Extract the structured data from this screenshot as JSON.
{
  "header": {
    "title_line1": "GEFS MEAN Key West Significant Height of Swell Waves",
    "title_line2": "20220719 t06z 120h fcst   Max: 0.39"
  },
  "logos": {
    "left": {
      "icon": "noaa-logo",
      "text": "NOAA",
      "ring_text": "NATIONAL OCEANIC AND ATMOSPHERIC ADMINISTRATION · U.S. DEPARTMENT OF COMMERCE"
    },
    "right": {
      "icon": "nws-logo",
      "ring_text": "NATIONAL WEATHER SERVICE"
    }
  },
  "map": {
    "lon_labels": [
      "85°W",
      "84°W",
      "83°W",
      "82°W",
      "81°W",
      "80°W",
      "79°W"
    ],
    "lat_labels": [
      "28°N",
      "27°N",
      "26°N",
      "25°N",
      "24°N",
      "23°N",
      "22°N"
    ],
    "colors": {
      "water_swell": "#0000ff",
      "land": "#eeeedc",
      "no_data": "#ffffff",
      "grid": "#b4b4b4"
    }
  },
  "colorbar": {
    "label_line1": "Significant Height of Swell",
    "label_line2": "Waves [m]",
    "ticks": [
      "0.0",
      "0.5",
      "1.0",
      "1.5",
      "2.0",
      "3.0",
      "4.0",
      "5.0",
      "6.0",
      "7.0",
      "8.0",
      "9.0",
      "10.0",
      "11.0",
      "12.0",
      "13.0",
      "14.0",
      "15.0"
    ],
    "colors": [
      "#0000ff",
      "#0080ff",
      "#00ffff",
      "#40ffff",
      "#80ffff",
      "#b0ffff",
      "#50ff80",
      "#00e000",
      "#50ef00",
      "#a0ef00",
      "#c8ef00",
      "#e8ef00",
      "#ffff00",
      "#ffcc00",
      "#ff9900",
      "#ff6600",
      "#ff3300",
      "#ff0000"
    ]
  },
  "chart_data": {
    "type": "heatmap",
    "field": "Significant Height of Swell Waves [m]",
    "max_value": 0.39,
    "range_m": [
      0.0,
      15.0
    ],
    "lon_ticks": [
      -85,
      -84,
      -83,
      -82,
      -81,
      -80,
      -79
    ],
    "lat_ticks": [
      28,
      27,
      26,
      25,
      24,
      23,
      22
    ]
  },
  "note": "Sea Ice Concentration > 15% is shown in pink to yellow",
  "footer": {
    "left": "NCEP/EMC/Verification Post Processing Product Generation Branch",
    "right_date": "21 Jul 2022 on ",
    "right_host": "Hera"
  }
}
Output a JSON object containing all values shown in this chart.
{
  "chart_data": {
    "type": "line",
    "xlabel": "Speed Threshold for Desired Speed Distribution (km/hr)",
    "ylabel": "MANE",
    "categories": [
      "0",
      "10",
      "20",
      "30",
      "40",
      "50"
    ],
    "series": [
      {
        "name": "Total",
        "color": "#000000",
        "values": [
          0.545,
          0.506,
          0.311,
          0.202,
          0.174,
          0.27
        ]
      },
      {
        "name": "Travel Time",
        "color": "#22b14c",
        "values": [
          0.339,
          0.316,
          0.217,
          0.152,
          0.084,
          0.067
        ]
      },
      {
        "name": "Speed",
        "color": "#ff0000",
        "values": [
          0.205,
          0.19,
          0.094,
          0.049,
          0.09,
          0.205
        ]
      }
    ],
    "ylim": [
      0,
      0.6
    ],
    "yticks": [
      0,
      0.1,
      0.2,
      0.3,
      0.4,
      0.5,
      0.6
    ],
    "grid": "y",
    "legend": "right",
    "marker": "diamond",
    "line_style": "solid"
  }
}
#####
#### [Exercise description]
Find and copy each line above that includes the string "Waves".

#### [Written solution]
    "title_line1": "GEFS MEAN Key West Significant Height of Swell Waves",
    "label_line2": "Waves [m]",
    "field": "Significant Height of Swell Waves [m]",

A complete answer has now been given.